== Stated task ==
Write out the whole listing again, exactly as given.

== Source records ==
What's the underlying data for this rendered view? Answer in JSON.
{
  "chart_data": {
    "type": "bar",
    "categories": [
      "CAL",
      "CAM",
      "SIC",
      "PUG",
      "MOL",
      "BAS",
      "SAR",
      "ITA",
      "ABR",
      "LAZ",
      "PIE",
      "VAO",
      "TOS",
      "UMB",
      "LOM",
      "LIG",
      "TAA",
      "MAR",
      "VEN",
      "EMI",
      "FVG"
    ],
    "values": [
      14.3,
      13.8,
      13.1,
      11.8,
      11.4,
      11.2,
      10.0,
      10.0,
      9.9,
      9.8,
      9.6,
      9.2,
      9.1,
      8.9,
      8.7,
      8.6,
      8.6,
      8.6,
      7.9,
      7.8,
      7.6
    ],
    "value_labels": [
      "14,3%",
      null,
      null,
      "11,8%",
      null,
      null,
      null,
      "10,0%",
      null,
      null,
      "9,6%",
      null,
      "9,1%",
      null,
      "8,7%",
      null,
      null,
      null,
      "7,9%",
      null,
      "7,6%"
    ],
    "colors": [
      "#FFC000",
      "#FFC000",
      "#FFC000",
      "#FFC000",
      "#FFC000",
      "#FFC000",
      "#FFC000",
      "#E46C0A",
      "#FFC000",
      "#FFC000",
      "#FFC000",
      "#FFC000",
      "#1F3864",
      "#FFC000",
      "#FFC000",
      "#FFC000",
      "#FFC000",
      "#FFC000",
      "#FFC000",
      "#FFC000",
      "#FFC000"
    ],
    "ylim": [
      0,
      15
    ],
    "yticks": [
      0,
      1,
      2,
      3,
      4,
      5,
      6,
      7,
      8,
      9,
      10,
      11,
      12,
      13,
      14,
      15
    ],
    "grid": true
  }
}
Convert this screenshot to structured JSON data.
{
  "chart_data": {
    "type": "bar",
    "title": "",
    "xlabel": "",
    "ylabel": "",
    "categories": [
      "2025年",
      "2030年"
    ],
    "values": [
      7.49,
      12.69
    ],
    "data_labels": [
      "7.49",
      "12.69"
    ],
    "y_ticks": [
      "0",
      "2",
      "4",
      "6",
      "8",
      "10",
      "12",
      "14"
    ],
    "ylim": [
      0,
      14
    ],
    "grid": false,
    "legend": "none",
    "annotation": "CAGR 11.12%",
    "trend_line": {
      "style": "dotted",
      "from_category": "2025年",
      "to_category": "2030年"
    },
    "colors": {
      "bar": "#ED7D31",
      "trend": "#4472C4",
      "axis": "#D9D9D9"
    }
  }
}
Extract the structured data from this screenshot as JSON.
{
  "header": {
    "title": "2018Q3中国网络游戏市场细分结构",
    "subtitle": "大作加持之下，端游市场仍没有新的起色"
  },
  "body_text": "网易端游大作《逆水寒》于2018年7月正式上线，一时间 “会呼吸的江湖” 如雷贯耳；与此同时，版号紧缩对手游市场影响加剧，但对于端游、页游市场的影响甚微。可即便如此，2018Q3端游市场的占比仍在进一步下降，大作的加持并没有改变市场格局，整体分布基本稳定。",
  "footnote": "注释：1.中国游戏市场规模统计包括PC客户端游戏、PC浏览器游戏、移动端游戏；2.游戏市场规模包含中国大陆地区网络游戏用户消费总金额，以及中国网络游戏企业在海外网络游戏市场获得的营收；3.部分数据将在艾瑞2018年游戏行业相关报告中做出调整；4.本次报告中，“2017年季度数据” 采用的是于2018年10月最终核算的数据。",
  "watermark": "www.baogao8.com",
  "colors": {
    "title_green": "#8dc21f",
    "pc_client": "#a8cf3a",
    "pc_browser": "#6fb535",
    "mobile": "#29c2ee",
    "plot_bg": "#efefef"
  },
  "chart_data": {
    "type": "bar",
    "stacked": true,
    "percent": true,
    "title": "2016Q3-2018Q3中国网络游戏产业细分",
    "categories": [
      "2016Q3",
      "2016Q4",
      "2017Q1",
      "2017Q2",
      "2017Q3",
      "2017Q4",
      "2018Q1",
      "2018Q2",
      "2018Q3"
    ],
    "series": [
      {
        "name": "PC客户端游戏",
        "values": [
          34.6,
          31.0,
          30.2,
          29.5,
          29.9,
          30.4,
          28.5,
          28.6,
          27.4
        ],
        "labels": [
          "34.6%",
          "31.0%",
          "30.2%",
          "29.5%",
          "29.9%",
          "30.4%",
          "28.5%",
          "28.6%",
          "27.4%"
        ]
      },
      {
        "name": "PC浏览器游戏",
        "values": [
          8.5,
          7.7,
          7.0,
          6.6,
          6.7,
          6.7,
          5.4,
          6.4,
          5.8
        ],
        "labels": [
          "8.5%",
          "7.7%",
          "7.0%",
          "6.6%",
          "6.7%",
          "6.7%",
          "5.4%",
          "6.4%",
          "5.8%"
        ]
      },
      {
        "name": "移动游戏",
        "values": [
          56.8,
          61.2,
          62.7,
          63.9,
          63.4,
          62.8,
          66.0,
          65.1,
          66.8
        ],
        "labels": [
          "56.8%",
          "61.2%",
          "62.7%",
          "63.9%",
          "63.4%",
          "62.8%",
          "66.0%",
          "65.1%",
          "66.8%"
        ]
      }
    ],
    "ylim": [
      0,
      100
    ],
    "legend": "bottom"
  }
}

== Answer to the exercise ==
What's the underlying data for this rendered view? Answer in JSON.
{
  "chart_data": {
    "type": "bar",
    "categories": [
      "CAL",
      "CAM",
      "SIC",
      "PUG",
      "MOL",
      "BAS",
      "SAR",
      "ITA",
      "ABR",
      "LAZ",
      "PIE",
      "VAO",
      "TOS",
      "UMB",
      "LOM",
      "LIG",
      "TAA",
      "MAR",
      "VEN",
      "EMI",
      "FVG"
    ],
    "values": [
      14.3,
      13.8,
      13.1,
      11.8,
      11.4,
      11.2,
      10.0,
      10.0,
      9.9,
      9.8,
      9.6,
      9.2,
      9.1,
      8.9,
      8.7,
      8.6,
      8.6,
      8.6,
      7.9,
      7.8,
      7.6
    ],
    "value_labels": [
      "14,3%",
      null,
      null,
      "11,8%",
      null,
      null,
      null,
      "10,0%",
      null,
      null,
      "9,6%",
      null,
      "9,1%",
      null,
      "8,7%",
      null,
      null,
      null,
      "7,9%",
      null,
      "7,6%"
    ],
    "colors": [
      "#FFC000",
      "#FFC000",
      "#FFC000",
      "#FFC000",
      "#FFC000",
      "#FFC000",
      "#FFC000",
      "#E46C0A",
      "#FFC000",
      "#FFC000",
      "#FFC000",
      "#FFC000",
      "#1F3864",
      "#FFC000",
      "#FFC000",
      "#FFC000",
      "#FFC000",
      "#FFC000",
      "#FFC000",
      "#FFC000",
      "#FFC000"
    ],
    "ylim": [
      0,
      15
    ],
    "yticks": [
      0,
      1,
      2,
      3,
      4,
      5,
      6,
      7,
      8,
      9,
      10,
      11,
      12,
      13,
      14,
      15
    ],
    "grid": true
  }
}
Convert this screenshot to structured JSON data.
{
  "chart_data": {
    "type": "bar",
    "title": "",
    "xlabel": "",
    "ylabel": "",
    "categories": [
      "2025年",
      "2030年"
    ],
    "values": [
      7.49,
      12.69
    ],
    "data_labels": [
      "7.49",
      "12.69"
    ],
    "y_ticks": [
      "0",
      "2",
      "4",
      "6",
      "8",
      "10",
      "12",
      "14"
    ],
    "ylim": [
      0,
      14
    ],
    "grid": false,
    "legend": "none",
    "annotation": "CAGR 11.12%",
    "trend_line": {
      "style": "dotted",
      "from_category": "2025年",
      "to_category": "2030年"
    },
    "colors": {
      "bar": "#ED7D31",
      "trend": "#4472C4",
      "axis": "#D9D9D9"
    }
  }
}
Extract the structured data from this screenshot as JSON.
{
  "header": {
    "title": "2018Q3中国网络游戏市场细分结构",
    "subtitle": "大作加持之下，端游市场仍没有新的起色"
  },
  "body_text": "网易端游大作《逆水寒》于2018年7月正式上线，一时间 “会呼吸的江湖” 如雷贯耳；与此同时，版号紧缩对手游市场影响加剧，但对于端游、页游市场的影响甚微。可即便如此，2018Q3端游市场的占比仍在进一步下降，大作的加持并没有改变市场格局，整体分布基本稳定。",
  "footnote": "注释：1.中国游戏市场规模统计包括PC客户端游戏、PC浏览器游戏、移动端游戏；2.游戏市场规模包含中国大陆地区网络游戏用户消费总金额，以及中国网络游戏企业在海外网络游戏市场获得的营收；3.部分数据将在艾瑞2018年游戏行业相关报告中做出调整；4.本次报告中，“2017年季度数据” 采用的是于2018年10月最终核算的数据。",
  "watermark": "www.baogao8.com",
  "colors": {
    "title_green": "#8dc21f",
    "pc_client": "#a8cf3a",
    "pc_browser": "#6fb535",
    "mobile": "#29c2ee",
    "plot_bg": "#efefef"
  },
  "chart_data": {
    "type": "bar",
    "stacked": true,
    "percent": true,
    "title": "2016Q3-2018Q3中国网络游戏产业细分",
    "categories": [
      "2016Q3",
      "2016Q4",
      "2017Q1",
      "2017Q2",
      "2017Q3",
      "2017Q4",
      "2018Q1",
      "2018Q2",
      "2018Q3"
    ],
    "series": [
      {
        "name": "PC客户端游戏",
        "values": [
          34.6,
          31.0,
          30.2,
          29.5,
          29.9,
          30.4,
          28.5,
          28.6,
          27.4
        ],
        "labels": [
          "34.6%",
          "31.0%",
          "30.2%",
          "29.5%",
          "29.9%",
          "30.4%",
          "28.5%",
          "28.6%",
          "27.4%"
        ]
      },
      {
        "name": "PC浏览器游戏",
        "values": [
          8.5,
          7.7,
          7.0,
          6.6,
          6.7,
          6.7,
          5.4,
          6.4,
          5.8
        ],
        "labels": [
          "8.5%",
          "7.7%",
          "7.0%",
          "6.6%",
          "6.7%",
          "6.7%",
          "5.4%",
          "6.4%",
          "5.8%"
        ]
      },
      {
        "name": "移动游戏",
        "values": [
          56.8,
          61.2,
          62.7,
          63.9,
          63.4,
          62.8,
          66.0,
          65.1,
          66.8
        ],
        "labels": [
          "56.8%",
          "61.2%",
          "62.7%",
          "63.9%",
          "63.4%",
          "62.8%",
          "66.0%",
          "65.1%",
          "66.8%"
        ]
      }
    ],
    "ylim": [
      0,
      100
    ],
    "legend": "bottom"
  }
}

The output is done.